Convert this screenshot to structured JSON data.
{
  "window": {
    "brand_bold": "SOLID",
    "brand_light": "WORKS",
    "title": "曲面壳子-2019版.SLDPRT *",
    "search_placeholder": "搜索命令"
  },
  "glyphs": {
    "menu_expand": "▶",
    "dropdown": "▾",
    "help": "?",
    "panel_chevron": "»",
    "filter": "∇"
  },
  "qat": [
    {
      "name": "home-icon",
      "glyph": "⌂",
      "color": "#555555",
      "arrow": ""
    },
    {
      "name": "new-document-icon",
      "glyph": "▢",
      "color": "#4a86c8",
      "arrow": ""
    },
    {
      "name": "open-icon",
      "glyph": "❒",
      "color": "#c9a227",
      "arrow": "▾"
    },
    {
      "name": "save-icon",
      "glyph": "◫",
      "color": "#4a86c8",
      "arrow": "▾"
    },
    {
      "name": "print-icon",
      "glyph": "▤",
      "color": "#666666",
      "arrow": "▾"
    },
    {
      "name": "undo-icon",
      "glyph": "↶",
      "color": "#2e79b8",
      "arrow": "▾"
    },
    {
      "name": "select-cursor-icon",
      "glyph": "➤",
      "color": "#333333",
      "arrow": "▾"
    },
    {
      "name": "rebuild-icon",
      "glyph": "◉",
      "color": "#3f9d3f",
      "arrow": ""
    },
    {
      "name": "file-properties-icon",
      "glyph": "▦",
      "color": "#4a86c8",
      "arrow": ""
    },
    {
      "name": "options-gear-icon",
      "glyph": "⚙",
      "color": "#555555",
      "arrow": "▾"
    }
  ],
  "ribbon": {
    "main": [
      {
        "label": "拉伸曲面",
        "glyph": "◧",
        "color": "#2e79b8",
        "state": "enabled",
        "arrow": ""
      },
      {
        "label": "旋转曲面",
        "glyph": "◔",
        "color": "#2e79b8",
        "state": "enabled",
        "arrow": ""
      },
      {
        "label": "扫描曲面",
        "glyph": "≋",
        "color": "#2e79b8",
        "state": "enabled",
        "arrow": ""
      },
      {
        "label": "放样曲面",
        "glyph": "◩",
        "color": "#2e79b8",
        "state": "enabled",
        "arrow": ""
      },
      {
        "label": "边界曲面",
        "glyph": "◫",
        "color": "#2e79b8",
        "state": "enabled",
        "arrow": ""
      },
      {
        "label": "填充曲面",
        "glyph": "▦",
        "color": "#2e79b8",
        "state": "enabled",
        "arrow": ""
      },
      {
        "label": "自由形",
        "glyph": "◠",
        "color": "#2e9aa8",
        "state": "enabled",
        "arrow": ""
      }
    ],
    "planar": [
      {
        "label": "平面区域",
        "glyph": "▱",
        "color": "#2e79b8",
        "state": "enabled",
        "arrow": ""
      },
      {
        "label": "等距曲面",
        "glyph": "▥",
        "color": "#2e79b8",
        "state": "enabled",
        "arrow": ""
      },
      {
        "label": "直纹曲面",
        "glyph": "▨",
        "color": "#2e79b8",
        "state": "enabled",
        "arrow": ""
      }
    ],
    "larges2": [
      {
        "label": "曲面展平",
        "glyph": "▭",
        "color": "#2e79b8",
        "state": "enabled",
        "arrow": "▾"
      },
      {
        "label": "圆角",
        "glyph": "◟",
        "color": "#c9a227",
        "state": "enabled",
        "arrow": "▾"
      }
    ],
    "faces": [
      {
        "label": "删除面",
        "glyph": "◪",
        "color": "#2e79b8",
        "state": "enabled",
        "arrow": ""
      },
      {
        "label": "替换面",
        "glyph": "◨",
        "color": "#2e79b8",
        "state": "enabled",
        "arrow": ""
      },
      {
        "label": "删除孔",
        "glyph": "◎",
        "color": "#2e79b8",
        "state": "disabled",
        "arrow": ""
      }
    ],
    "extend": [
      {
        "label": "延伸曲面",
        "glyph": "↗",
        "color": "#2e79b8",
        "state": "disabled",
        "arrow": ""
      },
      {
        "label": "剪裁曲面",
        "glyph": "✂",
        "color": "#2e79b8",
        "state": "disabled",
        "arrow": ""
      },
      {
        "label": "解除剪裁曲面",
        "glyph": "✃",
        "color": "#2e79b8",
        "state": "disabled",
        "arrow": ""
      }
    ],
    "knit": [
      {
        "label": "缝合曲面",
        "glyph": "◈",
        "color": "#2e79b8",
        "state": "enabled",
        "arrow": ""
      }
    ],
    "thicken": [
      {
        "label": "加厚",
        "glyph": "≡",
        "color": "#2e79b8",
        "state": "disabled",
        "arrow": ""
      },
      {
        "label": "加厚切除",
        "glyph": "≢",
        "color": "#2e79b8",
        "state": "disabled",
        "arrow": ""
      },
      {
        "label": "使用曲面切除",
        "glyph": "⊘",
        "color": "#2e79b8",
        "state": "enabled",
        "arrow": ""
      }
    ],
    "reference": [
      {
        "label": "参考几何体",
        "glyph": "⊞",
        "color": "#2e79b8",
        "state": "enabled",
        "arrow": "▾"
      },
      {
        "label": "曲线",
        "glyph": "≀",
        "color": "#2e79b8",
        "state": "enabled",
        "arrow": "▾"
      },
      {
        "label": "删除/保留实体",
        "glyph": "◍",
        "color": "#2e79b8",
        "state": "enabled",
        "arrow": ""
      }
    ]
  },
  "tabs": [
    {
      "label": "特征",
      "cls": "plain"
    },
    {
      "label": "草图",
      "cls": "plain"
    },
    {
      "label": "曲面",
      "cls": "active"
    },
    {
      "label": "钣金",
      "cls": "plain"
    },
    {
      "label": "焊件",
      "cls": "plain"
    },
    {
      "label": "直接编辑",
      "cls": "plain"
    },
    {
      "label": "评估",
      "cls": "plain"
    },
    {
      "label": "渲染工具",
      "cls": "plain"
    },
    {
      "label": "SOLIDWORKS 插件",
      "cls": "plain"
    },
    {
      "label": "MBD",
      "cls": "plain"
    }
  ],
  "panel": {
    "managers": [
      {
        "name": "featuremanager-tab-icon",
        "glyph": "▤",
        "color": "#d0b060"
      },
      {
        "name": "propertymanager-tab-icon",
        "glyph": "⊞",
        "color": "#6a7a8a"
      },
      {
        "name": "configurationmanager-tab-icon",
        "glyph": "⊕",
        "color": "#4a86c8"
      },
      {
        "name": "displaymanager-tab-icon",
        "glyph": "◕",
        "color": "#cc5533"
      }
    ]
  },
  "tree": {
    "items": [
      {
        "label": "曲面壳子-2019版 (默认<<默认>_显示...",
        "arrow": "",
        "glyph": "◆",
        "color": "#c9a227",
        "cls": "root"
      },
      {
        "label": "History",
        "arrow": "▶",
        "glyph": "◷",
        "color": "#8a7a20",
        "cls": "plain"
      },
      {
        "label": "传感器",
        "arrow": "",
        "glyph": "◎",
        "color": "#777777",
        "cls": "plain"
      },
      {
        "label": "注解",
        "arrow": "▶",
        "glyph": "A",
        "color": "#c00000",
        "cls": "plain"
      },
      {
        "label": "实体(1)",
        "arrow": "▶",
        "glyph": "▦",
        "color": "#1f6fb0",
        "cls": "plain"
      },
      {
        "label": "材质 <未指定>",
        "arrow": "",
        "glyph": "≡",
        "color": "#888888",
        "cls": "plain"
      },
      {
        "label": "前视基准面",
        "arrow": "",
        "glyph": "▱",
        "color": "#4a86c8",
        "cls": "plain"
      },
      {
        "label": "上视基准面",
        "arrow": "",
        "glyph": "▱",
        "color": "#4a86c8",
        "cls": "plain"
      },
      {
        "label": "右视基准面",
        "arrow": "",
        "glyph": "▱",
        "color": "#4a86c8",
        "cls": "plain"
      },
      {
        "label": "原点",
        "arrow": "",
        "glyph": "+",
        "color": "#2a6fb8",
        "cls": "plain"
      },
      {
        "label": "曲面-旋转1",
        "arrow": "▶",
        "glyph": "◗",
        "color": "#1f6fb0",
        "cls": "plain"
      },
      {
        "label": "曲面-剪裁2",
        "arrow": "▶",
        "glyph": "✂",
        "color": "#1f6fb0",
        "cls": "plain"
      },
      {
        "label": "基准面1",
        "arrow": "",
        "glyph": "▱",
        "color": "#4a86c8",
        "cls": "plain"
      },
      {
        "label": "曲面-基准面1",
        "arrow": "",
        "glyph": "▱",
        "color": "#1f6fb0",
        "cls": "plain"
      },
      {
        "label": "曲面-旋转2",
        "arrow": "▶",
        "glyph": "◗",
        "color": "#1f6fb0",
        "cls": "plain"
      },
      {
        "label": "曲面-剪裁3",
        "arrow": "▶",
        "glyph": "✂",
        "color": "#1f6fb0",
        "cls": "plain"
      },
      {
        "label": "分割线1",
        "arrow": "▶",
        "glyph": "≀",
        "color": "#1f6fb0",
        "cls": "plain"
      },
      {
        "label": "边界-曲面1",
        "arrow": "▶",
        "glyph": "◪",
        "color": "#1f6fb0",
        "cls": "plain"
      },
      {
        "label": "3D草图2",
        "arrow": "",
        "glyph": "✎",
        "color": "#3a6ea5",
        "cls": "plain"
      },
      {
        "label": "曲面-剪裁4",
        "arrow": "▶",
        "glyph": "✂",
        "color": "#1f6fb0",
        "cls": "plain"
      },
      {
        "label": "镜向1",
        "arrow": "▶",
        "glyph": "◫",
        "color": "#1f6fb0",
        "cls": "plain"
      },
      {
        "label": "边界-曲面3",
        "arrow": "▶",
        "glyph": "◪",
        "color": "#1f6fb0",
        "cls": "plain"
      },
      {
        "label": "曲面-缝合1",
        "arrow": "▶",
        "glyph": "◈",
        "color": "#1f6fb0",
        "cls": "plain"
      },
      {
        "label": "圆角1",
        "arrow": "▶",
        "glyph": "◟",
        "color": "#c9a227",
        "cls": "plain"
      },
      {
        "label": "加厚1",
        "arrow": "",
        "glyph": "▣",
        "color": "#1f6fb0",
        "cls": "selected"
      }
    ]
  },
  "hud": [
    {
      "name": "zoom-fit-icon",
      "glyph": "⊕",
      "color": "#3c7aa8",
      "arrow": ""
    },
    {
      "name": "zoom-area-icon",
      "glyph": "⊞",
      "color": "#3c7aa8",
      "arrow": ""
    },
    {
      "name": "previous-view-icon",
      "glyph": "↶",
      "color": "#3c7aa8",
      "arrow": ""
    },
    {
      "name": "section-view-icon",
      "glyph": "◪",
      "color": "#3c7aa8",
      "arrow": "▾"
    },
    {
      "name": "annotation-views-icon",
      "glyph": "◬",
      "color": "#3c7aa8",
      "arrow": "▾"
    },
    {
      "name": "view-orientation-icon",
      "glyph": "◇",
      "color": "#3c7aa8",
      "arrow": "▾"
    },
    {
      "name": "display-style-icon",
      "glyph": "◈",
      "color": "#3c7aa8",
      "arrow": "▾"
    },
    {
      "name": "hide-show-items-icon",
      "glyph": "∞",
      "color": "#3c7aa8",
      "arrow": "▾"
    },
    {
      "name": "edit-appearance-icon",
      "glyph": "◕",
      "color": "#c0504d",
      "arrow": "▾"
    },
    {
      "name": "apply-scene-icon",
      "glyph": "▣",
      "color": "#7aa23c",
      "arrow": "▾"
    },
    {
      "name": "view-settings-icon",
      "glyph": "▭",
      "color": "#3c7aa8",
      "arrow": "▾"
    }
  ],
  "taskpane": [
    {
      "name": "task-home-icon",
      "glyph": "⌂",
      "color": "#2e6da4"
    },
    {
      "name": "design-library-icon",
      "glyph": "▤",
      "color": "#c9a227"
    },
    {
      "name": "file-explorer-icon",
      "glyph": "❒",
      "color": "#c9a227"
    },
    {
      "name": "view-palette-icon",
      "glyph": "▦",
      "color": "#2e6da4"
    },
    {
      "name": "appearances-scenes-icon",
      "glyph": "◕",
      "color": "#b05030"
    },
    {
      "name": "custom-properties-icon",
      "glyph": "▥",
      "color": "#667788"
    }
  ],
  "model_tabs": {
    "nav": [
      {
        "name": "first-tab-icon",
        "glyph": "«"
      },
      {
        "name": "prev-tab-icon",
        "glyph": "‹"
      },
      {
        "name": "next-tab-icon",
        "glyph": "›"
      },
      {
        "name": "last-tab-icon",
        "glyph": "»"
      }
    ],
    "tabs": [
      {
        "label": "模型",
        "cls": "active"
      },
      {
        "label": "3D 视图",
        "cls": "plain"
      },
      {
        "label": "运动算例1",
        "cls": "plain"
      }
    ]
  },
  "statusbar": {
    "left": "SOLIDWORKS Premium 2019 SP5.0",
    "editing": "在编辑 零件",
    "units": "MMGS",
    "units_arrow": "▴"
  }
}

EXERCISE TASK.
State how many lines include the string "properties". Give no other information.

EXERCISE RESULT.
2